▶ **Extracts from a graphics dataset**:
[BEGIN]

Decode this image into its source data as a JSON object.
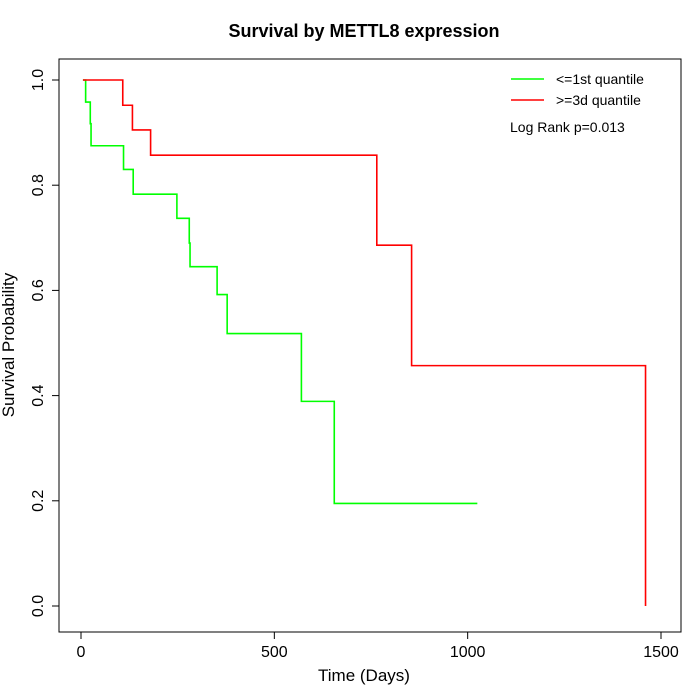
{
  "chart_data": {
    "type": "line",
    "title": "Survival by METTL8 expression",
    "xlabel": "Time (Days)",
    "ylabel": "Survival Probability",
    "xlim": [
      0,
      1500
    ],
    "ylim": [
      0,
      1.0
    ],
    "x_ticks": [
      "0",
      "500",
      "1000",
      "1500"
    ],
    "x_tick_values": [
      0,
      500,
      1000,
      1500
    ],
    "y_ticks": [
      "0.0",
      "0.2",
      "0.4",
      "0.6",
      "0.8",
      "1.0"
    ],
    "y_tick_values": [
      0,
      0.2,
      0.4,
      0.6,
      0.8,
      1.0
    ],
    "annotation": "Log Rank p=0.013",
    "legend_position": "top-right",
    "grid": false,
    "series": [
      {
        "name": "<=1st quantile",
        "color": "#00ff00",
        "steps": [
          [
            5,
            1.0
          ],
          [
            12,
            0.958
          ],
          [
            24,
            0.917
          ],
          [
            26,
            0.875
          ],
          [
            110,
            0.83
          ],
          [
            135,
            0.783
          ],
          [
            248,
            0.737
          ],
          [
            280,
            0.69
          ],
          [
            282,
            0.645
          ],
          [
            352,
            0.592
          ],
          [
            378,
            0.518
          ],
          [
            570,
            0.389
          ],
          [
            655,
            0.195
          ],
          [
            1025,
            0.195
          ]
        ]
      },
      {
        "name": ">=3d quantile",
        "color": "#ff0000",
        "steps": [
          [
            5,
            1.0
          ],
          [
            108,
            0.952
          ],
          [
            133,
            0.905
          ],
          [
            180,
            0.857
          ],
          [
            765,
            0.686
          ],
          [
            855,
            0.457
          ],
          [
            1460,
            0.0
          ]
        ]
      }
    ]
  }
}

[END]
[BEGIN]

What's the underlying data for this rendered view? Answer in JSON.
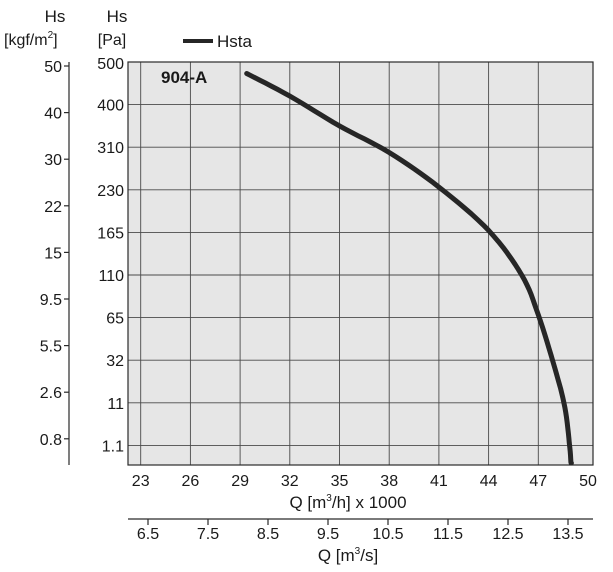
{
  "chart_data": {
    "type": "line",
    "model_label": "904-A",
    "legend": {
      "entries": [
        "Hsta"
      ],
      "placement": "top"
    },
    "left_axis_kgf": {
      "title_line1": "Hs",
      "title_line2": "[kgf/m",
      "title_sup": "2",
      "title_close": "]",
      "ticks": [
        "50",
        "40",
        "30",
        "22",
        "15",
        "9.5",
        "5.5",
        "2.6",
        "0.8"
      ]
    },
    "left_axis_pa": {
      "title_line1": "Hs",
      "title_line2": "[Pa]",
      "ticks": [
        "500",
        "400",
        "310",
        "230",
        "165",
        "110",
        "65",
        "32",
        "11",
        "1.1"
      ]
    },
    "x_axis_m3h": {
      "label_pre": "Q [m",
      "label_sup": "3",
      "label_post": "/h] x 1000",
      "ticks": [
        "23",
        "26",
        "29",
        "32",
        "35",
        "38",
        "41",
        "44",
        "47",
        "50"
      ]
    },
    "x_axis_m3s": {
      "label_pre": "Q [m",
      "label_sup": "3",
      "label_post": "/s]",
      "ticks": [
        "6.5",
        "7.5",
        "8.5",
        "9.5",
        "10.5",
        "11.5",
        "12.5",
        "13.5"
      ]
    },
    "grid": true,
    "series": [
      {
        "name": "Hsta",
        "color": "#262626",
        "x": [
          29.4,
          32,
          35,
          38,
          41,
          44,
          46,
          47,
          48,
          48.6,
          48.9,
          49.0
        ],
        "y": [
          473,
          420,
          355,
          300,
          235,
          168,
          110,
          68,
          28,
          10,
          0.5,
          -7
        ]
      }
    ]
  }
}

[END]

▶ **STATED GOAL**:
Return the lines of the records that include the string "JSON".

▶ **ANSWER FOR THIS EXERCISE**:
Decode this image into its source data as a JSON object.
What's the underlying data for this rendered view? Answer in JSON.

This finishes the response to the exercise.